> Set problem:
Present every line in which the string "TIẾT" appears.

> Material to process:
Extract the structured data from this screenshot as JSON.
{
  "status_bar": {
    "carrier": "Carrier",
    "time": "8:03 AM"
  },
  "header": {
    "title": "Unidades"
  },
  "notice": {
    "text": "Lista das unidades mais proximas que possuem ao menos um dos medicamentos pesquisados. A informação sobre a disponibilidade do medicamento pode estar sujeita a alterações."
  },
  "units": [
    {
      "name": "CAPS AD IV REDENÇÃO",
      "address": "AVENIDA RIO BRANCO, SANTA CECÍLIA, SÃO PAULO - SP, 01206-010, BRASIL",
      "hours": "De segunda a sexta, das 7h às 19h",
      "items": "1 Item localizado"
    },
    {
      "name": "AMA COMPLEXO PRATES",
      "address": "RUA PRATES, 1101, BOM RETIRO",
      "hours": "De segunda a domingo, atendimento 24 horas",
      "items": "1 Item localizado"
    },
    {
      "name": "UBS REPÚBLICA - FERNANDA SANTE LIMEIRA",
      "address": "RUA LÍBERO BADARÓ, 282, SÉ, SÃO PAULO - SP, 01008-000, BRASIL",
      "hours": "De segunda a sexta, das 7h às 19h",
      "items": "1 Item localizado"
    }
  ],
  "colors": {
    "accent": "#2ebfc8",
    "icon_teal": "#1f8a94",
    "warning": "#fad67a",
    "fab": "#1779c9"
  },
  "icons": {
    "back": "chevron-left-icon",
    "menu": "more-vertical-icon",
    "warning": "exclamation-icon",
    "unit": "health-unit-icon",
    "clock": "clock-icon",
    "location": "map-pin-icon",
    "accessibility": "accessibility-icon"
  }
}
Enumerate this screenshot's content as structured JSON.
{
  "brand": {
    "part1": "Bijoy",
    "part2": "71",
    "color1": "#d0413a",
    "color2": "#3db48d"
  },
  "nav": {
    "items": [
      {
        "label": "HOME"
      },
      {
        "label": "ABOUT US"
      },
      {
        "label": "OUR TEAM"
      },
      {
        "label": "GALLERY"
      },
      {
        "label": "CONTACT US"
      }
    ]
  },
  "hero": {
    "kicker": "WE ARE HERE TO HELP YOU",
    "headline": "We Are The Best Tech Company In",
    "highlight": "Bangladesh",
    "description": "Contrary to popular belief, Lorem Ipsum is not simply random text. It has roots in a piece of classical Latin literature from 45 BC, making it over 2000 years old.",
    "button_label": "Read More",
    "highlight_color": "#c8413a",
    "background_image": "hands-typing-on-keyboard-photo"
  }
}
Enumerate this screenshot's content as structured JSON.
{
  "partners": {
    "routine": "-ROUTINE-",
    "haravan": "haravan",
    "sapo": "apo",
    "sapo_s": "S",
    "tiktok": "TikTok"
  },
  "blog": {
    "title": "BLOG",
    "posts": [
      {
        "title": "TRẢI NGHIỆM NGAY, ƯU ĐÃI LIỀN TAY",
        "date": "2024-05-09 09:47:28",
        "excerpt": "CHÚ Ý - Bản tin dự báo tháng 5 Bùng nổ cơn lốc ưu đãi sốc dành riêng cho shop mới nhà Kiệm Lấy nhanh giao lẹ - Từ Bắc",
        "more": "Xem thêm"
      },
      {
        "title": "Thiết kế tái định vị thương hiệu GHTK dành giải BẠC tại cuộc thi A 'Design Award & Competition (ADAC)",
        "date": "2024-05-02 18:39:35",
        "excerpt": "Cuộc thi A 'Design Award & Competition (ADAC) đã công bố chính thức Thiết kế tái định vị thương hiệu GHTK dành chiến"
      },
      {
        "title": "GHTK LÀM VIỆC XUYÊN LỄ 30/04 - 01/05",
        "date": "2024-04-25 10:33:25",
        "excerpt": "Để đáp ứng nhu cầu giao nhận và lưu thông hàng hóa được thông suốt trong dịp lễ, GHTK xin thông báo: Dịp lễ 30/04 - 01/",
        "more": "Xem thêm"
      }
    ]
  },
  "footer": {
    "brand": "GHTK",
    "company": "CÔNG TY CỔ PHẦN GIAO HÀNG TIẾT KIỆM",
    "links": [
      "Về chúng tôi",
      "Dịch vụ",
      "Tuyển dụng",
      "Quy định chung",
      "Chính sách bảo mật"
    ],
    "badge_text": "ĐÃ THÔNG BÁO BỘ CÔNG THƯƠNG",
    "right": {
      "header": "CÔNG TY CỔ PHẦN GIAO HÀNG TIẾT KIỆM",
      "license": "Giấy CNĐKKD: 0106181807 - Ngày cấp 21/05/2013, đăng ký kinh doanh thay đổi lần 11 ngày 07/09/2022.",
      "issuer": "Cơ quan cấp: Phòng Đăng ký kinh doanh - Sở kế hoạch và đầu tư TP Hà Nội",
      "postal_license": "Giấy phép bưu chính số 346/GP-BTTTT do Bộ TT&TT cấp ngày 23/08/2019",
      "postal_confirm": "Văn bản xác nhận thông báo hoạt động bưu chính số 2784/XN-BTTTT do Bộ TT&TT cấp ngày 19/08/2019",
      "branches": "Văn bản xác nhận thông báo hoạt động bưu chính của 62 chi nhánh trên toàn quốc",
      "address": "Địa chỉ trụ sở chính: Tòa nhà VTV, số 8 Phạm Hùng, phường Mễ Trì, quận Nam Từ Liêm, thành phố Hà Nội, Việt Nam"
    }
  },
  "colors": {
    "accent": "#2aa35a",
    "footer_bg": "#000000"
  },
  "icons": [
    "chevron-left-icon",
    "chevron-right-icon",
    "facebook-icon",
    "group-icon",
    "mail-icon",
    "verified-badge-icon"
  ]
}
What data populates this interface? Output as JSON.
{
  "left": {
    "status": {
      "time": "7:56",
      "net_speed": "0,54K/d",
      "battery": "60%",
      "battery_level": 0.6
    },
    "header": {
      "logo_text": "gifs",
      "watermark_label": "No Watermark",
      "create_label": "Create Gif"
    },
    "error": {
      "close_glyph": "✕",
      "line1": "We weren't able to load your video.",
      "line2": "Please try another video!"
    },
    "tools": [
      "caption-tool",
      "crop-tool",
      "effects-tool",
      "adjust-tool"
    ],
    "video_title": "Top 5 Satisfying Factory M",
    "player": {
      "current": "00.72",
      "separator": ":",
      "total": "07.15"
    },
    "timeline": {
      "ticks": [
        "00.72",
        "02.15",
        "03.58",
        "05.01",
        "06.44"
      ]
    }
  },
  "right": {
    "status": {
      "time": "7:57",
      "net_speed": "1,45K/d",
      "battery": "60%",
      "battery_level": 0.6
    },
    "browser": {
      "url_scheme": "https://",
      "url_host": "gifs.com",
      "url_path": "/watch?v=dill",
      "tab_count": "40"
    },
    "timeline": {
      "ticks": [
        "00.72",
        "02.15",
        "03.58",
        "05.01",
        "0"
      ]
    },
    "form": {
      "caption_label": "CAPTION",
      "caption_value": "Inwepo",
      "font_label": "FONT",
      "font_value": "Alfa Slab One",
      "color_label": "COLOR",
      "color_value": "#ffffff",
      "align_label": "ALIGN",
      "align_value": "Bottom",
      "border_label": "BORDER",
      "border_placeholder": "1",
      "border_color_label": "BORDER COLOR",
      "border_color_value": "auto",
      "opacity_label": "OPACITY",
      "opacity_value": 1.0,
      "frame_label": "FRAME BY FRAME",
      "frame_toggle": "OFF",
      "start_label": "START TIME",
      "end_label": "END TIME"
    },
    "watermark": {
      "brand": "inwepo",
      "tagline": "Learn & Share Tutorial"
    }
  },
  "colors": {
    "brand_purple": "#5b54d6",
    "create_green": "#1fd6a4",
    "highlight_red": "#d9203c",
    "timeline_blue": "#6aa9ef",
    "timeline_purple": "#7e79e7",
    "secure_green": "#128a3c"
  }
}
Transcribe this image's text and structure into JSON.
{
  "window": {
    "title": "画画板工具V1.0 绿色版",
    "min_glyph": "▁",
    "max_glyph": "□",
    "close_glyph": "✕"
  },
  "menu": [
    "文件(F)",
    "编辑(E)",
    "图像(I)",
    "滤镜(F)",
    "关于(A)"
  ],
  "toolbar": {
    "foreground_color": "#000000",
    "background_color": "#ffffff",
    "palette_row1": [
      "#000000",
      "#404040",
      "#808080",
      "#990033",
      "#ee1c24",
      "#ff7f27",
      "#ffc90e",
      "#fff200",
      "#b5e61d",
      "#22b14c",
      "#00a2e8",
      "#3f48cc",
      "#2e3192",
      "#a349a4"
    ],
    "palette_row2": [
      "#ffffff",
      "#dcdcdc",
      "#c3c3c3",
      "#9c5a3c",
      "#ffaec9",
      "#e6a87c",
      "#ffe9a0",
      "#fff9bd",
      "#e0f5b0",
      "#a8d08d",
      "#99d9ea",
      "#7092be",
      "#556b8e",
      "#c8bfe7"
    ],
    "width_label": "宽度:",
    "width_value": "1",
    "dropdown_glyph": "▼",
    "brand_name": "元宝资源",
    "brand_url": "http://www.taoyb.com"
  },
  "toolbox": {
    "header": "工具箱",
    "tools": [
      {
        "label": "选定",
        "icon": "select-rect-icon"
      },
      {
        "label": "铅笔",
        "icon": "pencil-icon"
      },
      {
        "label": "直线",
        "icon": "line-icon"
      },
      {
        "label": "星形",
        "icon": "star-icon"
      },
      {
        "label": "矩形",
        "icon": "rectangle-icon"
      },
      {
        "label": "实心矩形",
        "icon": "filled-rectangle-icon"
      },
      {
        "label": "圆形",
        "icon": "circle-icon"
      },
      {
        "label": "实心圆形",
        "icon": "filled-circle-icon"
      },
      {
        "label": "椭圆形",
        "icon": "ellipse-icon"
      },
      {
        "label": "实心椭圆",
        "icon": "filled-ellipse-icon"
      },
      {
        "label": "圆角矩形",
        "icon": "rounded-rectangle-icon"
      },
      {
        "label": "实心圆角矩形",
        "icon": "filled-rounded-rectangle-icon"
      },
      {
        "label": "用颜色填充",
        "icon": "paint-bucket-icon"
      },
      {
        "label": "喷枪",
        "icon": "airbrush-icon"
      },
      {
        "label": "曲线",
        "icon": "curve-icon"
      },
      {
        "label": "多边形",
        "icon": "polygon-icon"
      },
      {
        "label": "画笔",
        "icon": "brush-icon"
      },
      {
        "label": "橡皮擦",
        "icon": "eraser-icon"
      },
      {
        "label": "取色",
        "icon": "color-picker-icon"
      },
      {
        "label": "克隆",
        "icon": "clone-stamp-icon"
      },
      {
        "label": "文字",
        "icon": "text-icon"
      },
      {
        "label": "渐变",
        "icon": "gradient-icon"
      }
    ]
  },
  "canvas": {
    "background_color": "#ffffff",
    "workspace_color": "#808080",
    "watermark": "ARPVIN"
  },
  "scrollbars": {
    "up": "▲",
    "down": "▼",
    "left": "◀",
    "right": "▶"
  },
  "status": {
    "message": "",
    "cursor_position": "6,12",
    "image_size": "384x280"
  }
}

> Worked answer:
    "company": "CÔNG TY CỔ PHẦN GIAO HÀNG TIẾT KIỆM",
      "header": "CÔNG TY CỔ PHẦN GIAO HÀNG TIẾT KIỆM",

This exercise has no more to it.